## SHORT TASK
Leave out the pictures and return every entry exactly as it appears.

⁂

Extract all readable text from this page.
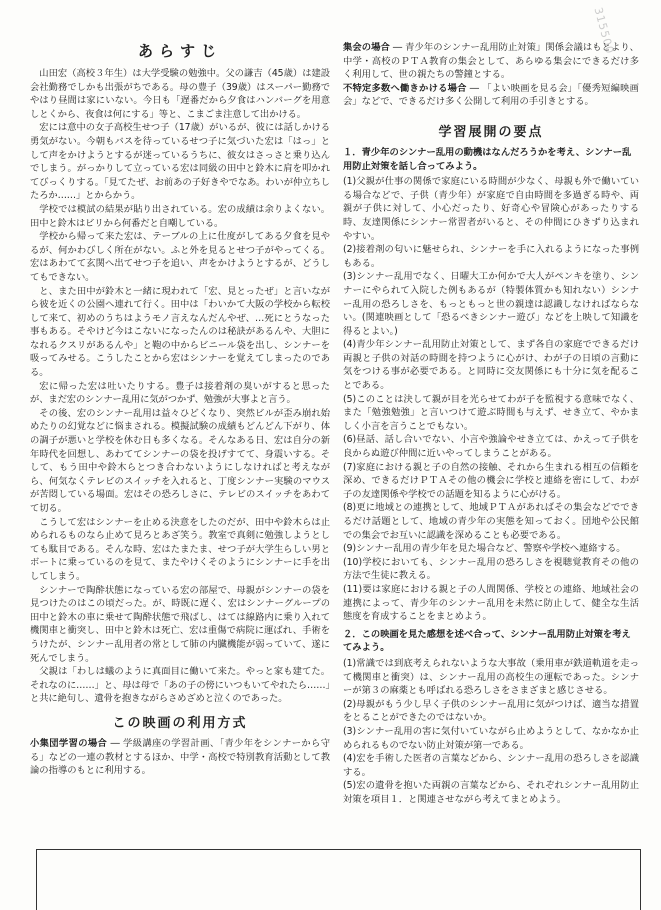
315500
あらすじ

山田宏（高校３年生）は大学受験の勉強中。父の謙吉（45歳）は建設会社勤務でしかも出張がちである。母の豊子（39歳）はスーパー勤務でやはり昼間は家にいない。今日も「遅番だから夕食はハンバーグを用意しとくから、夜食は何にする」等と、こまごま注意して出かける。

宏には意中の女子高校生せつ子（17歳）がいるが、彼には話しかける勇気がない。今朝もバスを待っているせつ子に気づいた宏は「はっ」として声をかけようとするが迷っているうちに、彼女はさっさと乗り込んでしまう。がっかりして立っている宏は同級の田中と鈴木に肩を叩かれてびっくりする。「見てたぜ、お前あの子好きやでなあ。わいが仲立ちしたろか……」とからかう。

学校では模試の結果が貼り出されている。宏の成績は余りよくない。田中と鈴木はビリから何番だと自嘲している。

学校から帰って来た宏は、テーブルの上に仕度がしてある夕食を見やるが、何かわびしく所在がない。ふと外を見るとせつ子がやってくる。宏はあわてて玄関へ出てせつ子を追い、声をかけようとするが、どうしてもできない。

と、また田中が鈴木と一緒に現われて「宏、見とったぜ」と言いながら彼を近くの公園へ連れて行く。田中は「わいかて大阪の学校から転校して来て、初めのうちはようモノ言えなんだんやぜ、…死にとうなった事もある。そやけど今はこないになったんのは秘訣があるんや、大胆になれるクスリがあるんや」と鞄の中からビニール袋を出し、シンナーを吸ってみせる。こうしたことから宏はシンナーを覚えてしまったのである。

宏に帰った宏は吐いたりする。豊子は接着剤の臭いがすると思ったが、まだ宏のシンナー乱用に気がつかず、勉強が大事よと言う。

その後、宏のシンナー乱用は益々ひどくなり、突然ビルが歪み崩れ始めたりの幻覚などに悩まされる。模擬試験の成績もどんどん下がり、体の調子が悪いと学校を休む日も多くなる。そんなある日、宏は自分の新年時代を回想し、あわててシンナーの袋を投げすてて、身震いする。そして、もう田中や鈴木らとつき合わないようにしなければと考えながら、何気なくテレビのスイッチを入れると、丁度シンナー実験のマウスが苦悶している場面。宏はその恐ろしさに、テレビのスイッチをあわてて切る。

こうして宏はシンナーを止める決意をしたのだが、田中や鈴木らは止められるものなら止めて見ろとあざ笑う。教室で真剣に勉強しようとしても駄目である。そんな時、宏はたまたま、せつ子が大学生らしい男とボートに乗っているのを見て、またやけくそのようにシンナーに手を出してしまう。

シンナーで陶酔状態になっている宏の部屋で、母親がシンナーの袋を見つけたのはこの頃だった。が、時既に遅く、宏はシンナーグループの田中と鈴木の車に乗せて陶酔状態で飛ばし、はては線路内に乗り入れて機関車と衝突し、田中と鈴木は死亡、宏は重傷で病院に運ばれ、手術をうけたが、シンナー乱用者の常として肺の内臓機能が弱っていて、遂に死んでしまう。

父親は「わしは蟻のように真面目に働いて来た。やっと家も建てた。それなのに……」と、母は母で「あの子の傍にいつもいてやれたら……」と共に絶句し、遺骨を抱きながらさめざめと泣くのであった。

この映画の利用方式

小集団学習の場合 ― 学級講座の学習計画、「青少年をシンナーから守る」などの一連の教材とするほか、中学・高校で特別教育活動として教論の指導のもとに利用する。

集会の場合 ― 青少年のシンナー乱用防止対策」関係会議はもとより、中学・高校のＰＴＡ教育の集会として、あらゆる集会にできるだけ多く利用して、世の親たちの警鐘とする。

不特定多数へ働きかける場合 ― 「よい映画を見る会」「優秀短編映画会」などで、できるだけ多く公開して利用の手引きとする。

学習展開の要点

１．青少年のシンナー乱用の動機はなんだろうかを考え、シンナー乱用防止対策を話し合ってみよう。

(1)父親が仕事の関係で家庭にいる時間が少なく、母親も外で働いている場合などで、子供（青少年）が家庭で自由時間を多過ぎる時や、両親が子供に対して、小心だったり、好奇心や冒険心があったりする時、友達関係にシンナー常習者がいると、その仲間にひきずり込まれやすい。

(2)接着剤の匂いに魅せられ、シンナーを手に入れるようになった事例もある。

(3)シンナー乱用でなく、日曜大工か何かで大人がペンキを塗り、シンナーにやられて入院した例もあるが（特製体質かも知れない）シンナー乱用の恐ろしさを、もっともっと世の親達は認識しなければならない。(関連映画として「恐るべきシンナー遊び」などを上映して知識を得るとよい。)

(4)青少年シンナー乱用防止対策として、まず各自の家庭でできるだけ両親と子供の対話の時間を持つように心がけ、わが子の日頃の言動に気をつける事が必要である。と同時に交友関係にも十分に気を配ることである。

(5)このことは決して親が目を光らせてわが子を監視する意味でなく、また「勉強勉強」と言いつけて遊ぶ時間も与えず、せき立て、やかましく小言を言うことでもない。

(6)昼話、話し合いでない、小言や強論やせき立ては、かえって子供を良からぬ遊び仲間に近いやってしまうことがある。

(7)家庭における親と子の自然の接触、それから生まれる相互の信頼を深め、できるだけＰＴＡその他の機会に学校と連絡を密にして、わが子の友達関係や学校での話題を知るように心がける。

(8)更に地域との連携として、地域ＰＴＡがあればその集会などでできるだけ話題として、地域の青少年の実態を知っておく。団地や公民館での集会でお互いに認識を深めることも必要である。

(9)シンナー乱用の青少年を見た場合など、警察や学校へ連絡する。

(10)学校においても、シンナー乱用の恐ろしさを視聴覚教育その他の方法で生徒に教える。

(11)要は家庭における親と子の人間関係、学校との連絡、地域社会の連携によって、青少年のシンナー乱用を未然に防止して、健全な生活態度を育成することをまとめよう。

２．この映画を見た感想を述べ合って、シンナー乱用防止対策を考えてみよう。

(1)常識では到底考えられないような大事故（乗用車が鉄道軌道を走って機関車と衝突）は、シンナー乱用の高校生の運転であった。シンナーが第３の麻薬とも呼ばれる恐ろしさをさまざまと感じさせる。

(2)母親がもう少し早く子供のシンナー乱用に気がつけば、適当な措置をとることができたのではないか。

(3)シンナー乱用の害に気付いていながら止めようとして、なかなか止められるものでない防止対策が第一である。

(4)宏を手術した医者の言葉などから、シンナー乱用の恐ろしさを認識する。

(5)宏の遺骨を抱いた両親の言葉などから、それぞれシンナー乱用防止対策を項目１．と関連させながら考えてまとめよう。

⁂

## FINISHED EXERCISE
Extract all readable text from this page.
315500
あらすじ

山田宏（高校３年生）は大学受験の勉強中。父の謙吉（45歳）は建設会社勤務でしかも出張がちである。母の豊子（39歳）はスーパー勤務でやはり昼間は家にいない。今日も「遅番だから夕食はハンバーグを用意しとくから、夜食は何にする」等と、こまごま注意して出かける。

宏には意中の女子高校生せつ子（17歳）がいるが、彼には話しかける勇気がない。今朝もバスを待っているせつ子に気づいた宏は「はっ」として声をかけようとするが迷っているうちに、彼女はさっさと乗り込んでしまう。がっかりして立っている宏は同級の田中と鈴木に肩を叩かれてびっくりする。「見てたぜ、お前あの子好きやでなあ。わいが仲立ちしたろか……」とからかう。

学校では模試の結果が貼り出されている。宏の成績は余りよくない。田中と鈴木はビリから何番だと自嘲している。

学校から帰って来た宏は、テーブルの上に仕度がしてある夕食を見やるが、何かわびしく所在がない。ふと外を見るとせつ子がやってくる。宏はあわてて玄関へ出てせつ子を追い、声をかけようとするが、どうしてもできない。

と、また田中が鈴木と一緒に現われて「宏、見とったぜ」と言いながら彼を近くの公園へ連れて行く。田中は「わいかて大阪の学校から転校して来て、初めのうちはようモノ言えなんだんやぜ、…死にとうなった事もある。そやけど今はこないになったんのは秘訣があるんや、大胆になれるクスリがあるんや」と鞄の中からビニール袋を出し、シンナーを吸ってみせる。こうしたことから宏はシンナーを覚えてしまったのである。

宏に帰った宏は吐いたりする。豊子は接着剤の臭いがすると思ったが、まだ宏のシンナー乱用に気がつかず、勉強が大事よと言う。

その後、宏のシンナー乱用は益々ひどくなり、突然ビルが歪み崩れ始めたりの幻覚などに悩まされる。模擬試験の成績もどんどん下がり、体の調子が悪いと学校を休む日も多くなる。そんなある日、宏は自分の新年時代を回想し、あわててシンナーの袋を投げすてて、身震いする。そして、もう田中や鈴木らとつき合わないようにしなければと考えながら、何気なくテレビのスイッチを入れると、丁度シンナー実験のマウスが苦悶している場面。宏はその恐ろしさに、テレビのスイッチをあわてて切る。

こうして宏はシンナーを止める決意をしたのだが、田中や鈴木らは止められるものなら止めて見ろとあざ笑う。教室で真剣に勉強しようとしても駄目である。そんな時、宏はたまたま、せつ子が大学生らしい男とボートに乗っているのを見て、またやけくそのようにシンナーに手を出してしまう。

シンナーで陶酔状態になっている宏の部屋で、母親がシンナーの袋を見つけたのはこの頃だった。が、時既に遅く、宏はシンナーグループの田中と鈴木の車に乗せて陶酔状態で飛ばし、はては線路内に乗り入れて機関車と衝突し、田中と鈴木は死亡、宏は重傷で病院に運ばれ、手術をうけたが、シンナー乱用者の常として肺の内臓機能が弱っていて、遂に死んでしまう。

父親は「わしは蟻のように真面目に働いて来た。やっと家も建てた。それなのに……」と、母は母で「あの子の傍にいつもいてやれたら……」と共に絶句し、遺骨を抱きながらさめざめと泣くのであった。

この映画の利用方式

小集団学習の場合 ― 学級講座の学習計画、「青少年をシンナーから守る」などの一連の教材とするほか、中学・高校で特別教育活動として教論の指導のもとに利用する。

集会の場合 ― 青少年のシンナー乱用防止対策」関係会議はもとより、中学・高校のＰＴＡ教育の集会として、あらゆる集会にできるだけ多く利用して、世の親たちの警鐘とする。

不特定多数へ働きかける場合 ― 「よい映画を見る会」「優秀短編映画会」などで、できるだけ多く公開して利用の手引きとする。

学習展開の要点

１．青少年のシンナー乱用の動機はなんだろうかを考え、シンナー乱用防止対策を話し合ってみよう。

(1)父親が仕事の関係で家庭にいる時間が少なく、母親も外で働いている場合などで、子供（青少年）が家庭で自由時間を多過ぎる時や、両親が子供に対して、小心だったり、好奇心や冒険心があったりする時、友達関係にシンナー常習者がいると、その仲間にひきずり込まれやすい。

(2)接着剤の匂いに魅せられ、シンナーを手に入れるようになった事例もある。

(3)シンナー乱用でなく、日曜大工か何かで大人がペンキを塗り、シンナーにやられて入院した例もあるが（特製体質かも知れない）シンナー乱用の恐ろしさを、もっともっと世の親達は認識しなければならない。(関連映画として「恐るべきシンナー遊び」などを上映して知識を得るとよい。)

(4)青少年シンナー乱用防止対策として、まず各自の家庭でできるだけ両親と子供の対話の時間を持つように心がけ、わが子の日頃の言動に気をつける事が必要である。と同時に交友関係にも十分に気を配ることである。

(5)このことは決して親が目を光らせてわが子を監視する意味でなく、また「勉強勉強」と言いつけて遊ぶ時間も与えず、せき立て、やかましく小言を言うことでもない。

(6)昼話、話し合いでない、小言や強論やせき立ては、かえって子供を良からぬ遊び仲間に近いやってしまうことがある。

(7)家庭における親と子の自然の接触、それから生まれる相互の信頼を深め、できるだけＰＴＡその他の機会に学校と連絡を密にして、わが子の友達関係や学校での話題を知るように心がける。

(8)更に地域との連携として、地域ＰＴＡがあればその集会などでできるだけ話題として、地域の青少年の実態を知っておく。団地や公民館での集会でお互いに認識を深めることも必要である。

(9)シンナー乱用の青少年を見た場合など、警察や学校へ連絡する。

(10)学校においても、シンナー乱用の恐ろしさを視聴覚教育その他の方法で生徒に教える。

(11)要は家庭における親と子の人間関係、学校との連絡、地域社会の連携によって、青少年のシンナー乱用を未然に防止して、健全な生活態度を育成することをまとめよう。

２．この映画を見た感想を述べ合って、シンナー乱用防止対策を考えてみよう。

(1)常識では到底考えられないような大事故（乗用車が鉄道軌道を走って機関車と衝突）は、シンナー乱用の高校生の運転であった。シンナーが第３の麻薬とも呼ばれる恐ろしさをさまざまと感じさせる。

(2)母親がもう少し早く子供のシンナー乱用に気がつけば、適当な措置をとることができたのではないか。

(3)シンナー乱用の害に気付いていながら止めようとして、なかなか止められるものでない防止対策が第一である。

(4)宏を手術した医者の言葉などから、シンナー乱用の恐ろしさを認識する。

(5)宏の遺骨を抱いた両親の言葉などから、それぞれシンナー乱用防止対策を項目１．と関連させながら考えてまとめよう。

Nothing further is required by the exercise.